::: Data for this task :::

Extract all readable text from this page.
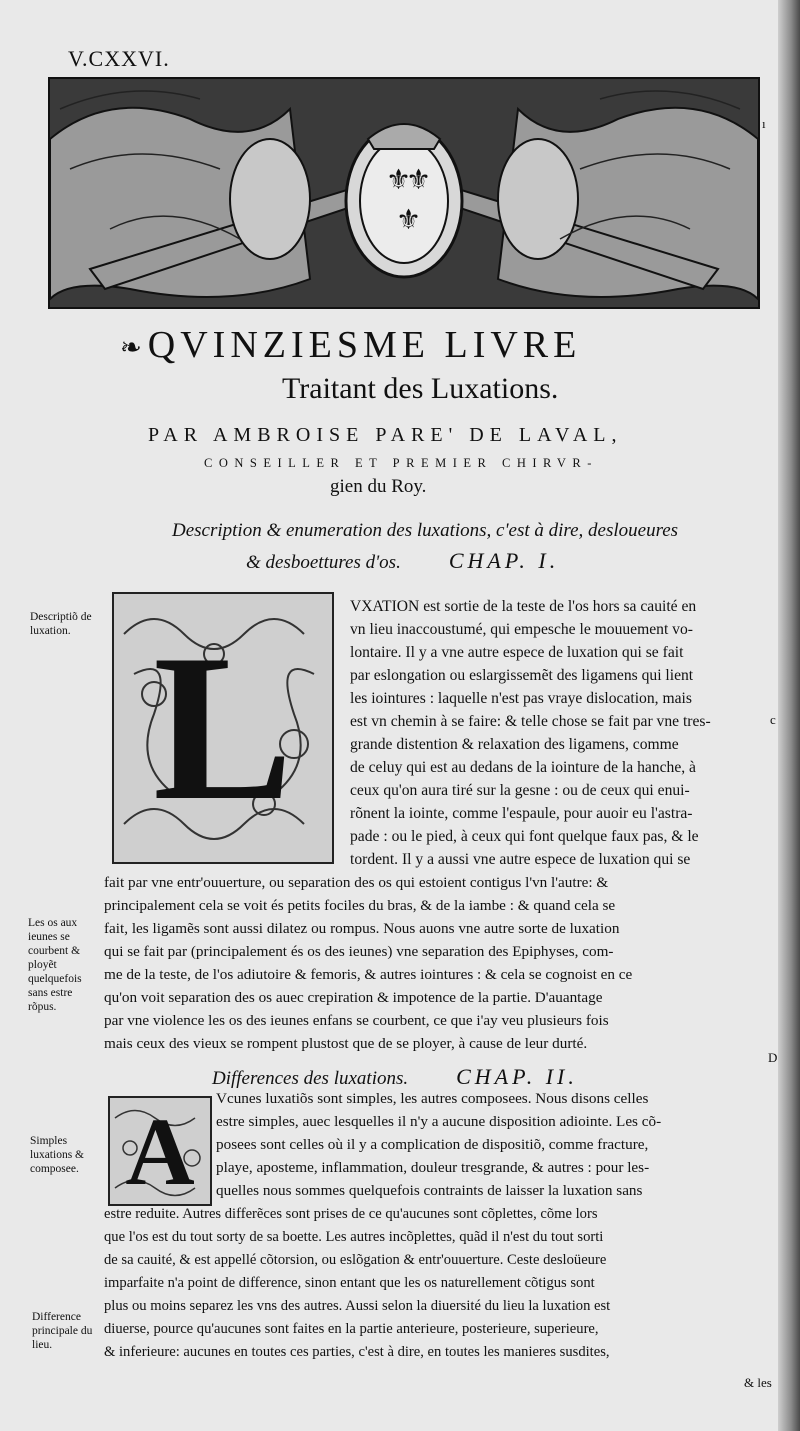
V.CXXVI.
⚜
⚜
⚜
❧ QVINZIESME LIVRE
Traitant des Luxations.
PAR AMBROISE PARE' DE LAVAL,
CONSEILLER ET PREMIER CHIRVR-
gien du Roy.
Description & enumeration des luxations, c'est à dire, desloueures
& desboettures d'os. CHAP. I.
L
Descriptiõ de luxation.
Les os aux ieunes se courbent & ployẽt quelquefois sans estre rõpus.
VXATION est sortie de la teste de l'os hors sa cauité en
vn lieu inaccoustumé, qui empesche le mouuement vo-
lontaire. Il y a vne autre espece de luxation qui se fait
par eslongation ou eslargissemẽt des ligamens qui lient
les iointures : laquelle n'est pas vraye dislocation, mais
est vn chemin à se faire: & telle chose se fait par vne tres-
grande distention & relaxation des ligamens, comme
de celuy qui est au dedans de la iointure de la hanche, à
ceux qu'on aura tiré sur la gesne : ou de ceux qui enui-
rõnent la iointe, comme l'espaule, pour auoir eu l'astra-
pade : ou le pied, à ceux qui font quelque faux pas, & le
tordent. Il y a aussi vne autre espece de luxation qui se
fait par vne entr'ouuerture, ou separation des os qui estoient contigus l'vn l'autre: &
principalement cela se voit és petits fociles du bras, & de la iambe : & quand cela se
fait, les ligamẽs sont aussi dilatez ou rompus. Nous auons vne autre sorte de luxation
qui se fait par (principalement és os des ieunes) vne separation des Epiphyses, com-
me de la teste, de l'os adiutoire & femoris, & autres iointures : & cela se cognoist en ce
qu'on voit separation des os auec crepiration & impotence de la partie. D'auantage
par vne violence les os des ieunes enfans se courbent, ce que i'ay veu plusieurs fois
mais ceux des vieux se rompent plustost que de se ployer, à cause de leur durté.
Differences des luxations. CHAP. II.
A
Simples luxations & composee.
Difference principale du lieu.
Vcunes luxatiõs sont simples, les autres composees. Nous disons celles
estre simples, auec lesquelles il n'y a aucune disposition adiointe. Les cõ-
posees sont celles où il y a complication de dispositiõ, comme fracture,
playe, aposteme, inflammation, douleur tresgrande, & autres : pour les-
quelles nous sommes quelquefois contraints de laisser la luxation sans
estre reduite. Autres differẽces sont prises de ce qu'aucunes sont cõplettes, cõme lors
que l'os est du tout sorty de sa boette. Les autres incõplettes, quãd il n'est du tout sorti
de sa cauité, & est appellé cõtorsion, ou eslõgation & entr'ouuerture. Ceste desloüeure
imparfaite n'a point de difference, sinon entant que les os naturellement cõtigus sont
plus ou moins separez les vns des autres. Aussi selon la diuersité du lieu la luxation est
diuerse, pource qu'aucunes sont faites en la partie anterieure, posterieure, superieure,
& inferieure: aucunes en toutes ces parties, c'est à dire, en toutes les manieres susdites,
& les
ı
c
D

:::
::: Data for this task :::

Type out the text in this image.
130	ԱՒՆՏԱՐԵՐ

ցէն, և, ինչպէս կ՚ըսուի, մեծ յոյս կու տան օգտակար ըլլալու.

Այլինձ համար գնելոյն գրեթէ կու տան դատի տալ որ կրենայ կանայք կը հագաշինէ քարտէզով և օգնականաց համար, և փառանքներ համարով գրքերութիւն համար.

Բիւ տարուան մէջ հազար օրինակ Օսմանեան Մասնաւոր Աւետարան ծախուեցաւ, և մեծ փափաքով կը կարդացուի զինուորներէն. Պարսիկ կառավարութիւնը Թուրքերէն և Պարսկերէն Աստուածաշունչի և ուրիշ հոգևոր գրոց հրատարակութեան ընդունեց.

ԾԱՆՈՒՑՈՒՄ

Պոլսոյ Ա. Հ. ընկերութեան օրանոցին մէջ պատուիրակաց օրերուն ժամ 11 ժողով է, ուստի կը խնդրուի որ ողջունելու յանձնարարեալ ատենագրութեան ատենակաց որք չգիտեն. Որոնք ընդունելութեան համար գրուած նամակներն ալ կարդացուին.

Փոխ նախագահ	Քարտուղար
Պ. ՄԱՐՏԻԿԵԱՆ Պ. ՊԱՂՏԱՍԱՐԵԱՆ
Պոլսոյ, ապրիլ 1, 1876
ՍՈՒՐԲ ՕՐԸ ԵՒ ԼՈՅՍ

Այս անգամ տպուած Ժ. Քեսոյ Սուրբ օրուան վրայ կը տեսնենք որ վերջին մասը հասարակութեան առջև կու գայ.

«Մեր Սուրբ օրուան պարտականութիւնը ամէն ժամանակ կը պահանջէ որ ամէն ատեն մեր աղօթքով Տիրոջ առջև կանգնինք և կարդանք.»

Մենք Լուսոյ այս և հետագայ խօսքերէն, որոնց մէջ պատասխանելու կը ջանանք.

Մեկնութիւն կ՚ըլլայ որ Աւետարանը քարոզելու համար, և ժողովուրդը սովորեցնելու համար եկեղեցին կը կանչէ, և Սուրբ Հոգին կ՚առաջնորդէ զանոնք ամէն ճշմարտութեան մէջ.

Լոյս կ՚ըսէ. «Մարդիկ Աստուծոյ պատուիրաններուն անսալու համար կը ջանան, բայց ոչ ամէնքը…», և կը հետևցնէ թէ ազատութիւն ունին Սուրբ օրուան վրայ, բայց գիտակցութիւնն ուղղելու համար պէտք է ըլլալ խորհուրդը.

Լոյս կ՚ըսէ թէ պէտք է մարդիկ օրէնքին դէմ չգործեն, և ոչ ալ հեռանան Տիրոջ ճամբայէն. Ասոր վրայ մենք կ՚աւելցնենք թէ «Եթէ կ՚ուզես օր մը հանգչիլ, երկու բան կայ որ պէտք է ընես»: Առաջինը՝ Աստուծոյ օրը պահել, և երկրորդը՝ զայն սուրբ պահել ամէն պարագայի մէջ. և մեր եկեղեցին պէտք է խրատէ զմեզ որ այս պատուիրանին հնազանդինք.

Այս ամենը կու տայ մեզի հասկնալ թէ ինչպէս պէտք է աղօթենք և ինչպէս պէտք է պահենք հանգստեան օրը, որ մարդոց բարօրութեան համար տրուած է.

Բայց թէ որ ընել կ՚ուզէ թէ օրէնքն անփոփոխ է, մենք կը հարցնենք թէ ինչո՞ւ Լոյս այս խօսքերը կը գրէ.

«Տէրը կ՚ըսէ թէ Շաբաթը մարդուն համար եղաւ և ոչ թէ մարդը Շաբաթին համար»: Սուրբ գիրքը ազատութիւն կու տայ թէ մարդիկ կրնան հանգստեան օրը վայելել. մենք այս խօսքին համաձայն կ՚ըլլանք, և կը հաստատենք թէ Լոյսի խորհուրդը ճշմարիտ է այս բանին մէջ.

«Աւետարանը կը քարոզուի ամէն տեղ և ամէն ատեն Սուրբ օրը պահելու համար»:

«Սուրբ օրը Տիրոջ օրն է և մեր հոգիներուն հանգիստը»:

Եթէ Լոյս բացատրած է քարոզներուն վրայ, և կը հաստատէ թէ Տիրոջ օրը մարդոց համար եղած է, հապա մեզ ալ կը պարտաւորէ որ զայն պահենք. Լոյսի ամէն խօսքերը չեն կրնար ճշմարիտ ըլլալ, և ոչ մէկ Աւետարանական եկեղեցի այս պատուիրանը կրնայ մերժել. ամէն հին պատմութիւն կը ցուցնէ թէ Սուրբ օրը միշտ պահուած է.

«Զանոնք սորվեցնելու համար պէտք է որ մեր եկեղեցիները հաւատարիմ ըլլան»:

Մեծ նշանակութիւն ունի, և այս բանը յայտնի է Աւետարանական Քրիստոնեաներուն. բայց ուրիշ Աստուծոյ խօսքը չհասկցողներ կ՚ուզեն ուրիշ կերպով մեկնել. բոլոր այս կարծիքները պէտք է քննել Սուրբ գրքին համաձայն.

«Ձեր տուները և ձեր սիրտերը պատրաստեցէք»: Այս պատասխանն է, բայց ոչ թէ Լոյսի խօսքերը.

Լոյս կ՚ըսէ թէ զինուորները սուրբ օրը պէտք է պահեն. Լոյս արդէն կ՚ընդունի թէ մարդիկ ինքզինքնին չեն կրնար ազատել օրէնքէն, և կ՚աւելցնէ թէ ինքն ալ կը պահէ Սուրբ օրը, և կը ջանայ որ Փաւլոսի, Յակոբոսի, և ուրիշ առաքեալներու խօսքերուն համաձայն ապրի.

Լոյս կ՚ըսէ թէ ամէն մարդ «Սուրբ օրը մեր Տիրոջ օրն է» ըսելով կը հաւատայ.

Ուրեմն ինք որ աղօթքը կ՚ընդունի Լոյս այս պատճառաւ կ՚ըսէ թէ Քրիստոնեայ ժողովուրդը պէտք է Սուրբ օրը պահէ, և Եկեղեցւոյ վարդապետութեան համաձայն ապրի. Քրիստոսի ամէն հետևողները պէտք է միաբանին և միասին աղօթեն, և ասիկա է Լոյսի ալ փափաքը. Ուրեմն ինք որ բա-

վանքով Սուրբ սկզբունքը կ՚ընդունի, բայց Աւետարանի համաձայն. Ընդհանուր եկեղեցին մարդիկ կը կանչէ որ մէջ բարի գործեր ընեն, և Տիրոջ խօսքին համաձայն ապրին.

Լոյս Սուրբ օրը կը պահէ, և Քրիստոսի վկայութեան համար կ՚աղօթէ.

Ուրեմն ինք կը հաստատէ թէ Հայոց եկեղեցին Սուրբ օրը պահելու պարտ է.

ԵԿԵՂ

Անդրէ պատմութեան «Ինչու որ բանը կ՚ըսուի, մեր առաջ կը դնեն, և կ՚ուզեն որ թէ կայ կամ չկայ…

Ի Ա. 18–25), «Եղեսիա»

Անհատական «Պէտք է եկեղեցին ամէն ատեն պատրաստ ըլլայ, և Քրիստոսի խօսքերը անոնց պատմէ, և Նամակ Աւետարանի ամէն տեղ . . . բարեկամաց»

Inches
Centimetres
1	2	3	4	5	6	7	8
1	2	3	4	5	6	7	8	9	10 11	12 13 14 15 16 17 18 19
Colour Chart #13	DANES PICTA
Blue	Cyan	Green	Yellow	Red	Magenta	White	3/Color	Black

:::

Given instruction |
Check each line of the data above for the string "կրնար" and report only how many lines have it.

Solution below |
2